- DOCUMENT SEGMENT -
# Just joined. New Chihuahua owner. Food question



## Zeb (Nov 21, 2020)

Hi
New to the community !
My new neighbor suddenly passed away three weeks ago and his senior chihuahua (approx 13-15years old) was headed to the shelter. My wife and I couldn’t let that happen. His owner had been feeding him Purina One small bites. 
No one knows “Pancho’s” medical history so we had a vet do a senior profile blood work. Everything came back great. 
The vet said we can leave him on Purina One because he said grain free dog food is not that great due to recent reports

We heard that Purina One was not good food. Any food suggestions would be greatly appreciated for a senior chihuahua 
Pancho still has a lot of energy for an older dog.
Thank you


----------



## Winter (Dec 2, 2020)

I was told there is no need to switch a dog o to grain free unless they are actually allergic to grain. I was never told that the brand wasn't good for them You can try Science Hills Diet for seniors tiny bites.


----------



## BettyMiller (Jan 3, 2021)

- WHAT TO PRODUCE -
Write the next part of the forum thread about feeding a senior Chihuahua, picking up after its last line. The rows have nothing to do with this.

- DATA UNDER STUDY -

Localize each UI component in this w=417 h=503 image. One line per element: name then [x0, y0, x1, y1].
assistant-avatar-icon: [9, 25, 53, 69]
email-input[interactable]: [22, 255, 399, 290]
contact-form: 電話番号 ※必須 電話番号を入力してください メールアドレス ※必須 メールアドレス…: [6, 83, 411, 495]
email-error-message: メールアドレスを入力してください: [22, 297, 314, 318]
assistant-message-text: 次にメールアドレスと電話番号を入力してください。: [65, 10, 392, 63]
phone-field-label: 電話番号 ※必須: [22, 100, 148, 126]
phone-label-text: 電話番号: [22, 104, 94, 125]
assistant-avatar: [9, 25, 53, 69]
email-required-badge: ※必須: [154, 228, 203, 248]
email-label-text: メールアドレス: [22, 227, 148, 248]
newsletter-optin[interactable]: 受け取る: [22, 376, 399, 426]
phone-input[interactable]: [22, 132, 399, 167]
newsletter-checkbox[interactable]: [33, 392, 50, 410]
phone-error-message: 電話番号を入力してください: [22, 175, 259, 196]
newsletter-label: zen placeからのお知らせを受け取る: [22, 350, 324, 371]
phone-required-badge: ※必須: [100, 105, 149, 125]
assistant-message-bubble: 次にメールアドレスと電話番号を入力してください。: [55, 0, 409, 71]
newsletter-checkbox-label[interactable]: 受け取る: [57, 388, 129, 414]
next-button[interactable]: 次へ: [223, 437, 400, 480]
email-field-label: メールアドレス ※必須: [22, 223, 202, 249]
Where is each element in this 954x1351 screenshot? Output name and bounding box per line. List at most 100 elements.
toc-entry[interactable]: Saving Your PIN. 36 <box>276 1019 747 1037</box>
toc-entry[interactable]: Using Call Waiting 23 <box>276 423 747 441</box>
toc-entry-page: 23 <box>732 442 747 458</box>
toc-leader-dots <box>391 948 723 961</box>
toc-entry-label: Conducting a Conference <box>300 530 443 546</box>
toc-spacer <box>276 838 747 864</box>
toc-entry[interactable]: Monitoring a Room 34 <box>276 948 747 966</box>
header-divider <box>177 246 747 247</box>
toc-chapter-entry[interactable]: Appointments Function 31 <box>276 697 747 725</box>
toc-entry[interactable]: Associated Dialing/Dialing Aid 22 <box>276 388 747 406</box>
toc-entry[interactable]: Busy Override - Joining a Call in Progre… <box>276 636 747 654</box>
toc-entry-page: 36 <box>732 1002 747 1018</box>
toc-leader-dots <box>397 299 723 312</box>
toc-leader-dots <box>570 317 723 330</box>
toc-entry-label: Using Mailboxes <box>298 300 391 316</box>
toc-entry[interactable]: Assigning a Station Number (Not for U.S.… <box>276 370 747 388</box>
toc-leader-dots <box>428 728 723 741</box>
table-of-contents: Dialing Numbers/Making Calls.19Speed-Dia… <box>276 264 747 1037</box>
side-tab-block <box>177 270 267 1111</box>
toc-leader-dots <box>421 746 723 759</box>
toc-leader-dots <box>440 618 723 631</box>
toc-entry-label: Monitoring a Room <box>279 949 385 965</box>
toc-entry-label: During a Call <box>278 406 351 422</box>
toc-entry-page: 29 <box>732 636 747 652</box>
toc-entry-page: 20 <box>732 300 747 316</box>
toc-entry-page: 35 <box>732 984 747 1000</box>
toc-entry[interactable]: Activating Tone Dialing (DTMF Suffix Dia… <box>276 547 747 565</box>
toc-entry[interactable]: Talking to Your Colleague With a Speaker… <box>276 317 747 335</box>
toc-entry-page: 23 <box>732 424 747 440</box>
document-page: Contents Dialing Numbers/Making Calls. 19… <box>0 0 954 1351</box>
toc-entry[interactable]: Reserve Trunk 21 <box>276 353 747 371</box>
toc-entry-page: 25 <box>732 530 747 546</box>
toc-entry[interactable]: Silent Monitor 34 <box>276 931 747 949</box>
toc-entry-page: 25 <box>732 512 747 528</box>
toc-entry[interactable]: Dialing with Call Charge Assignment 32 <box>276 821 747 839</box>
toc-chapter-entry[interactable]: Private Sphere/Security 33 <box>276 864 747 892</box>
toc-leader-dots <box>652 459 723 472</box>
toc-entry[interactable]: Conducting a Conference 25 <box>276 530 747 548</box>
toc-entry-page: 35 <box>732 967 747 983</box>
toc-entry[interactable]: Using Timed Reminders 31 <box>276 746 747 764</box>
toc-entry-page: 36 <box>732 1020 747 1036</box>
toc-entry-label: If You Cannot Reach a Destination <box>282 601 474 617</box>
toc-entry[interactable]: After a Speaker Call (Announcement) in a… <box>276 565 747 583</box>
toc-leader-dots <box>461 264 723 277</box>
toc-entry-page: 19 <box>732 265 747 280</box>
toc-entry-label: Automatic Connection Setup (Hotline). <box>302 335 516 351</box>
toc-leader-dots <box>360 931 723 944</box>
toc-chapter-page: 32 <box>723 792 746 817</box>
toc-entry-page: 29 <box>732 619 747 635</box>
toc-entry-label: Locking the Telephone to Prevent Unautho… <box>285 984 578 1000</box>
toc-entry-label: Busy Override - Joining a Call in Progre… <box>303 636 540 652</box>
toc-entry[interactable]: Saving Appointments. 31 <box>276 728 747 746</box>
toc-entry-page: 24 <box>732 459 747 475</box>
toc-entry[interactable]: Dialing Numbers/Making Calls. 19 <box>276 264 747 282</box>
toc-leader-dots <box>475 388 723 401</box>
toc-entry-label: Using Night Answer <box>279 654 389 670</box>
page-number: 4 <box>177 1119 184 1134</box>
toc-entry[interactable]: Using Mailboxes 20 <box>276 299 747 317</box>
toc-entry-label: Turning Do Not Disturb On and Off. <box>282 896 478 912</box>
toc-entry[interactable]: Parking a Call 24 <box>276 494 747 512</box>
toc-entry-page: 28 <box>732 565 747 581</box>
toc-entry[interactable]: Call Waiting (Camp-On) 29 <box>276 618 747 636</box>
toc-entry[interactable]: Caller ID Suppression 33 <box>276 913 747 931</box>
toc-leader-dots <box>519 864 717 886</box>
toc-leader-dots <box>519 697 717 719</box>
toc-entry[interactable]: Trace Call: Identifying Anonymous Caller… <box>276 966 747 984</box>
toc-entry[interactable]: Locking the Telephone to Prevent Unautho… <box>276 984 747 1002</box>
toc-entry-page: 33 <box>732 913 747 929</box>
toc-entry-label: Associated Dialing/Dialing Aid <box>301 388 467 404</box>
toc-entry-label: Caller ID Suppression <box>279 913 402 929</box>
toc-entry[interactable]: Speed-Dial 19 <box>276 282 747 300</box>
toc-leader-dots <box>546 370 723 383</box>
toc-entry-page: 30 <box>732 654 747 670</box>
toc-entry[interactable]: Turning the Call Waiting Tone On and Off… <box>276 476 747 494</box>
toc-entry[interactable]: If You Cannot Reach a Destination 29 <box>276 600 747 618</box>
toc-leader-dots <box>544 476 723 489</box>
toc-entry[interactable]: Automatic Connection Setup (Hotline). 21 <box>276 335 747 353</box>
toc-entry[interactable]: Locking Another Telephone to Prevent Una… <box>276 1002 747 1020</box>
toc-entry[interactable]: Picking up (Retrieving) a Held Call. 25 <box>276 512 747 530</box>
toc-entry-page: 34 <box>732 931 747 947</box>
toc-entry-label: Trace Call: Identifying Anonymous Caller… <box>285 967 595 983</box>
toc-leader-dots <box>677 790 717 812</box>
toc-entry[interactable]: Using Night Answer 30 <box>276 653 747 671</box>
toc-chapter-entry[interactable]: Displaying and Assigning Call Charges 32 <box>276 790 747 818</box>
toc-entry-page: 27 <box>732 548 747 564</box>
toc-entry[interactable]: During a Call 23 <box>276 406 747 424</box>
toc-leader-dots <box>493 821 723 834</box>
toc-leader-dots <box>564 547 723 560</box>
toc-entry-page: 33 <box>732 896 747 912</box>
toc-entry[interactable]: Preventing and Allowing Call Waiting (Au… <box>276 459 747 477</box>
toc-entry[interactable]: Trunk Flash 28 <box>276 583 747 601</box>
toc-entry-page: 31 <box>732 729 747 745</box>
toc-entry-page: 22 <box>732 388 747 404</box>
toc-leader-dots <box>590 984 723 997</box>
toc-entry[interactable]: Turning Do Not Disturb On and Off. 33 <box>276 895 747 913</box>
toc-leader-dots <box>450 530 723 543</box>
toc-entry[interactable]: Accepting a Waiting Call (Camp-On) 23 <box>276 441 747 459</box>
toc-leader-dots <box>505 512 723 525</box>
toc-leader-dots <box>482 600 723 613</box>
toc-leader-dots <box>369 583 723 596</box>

- REPLY TO THE TASK -
Oh, I'm so sorry! Have you tried Royal Canin? I fed my old friend with food picked up by the vet. I talked to the vet often and he advised me this food Home - Petsmatters.net vet said that there are a lot of vitamins and useful substances and it is safe. Today there is a lot of feed on the market and it is difficult to choose from such a large number. If you have a good veterinarian, be sure to talk to him and I'm sure he will advise something. I can also say from my experience that porridge is also a good food, but you always need to make a variety.


----------



## enginesrus (Jan 21, 2018)

An older dog with less or bad teeth may have trouble eating big chunks of Royal Canin, we sometimes but some in a blender to pulverize it. Just ideas not suggestions. Thanks for saving the dog.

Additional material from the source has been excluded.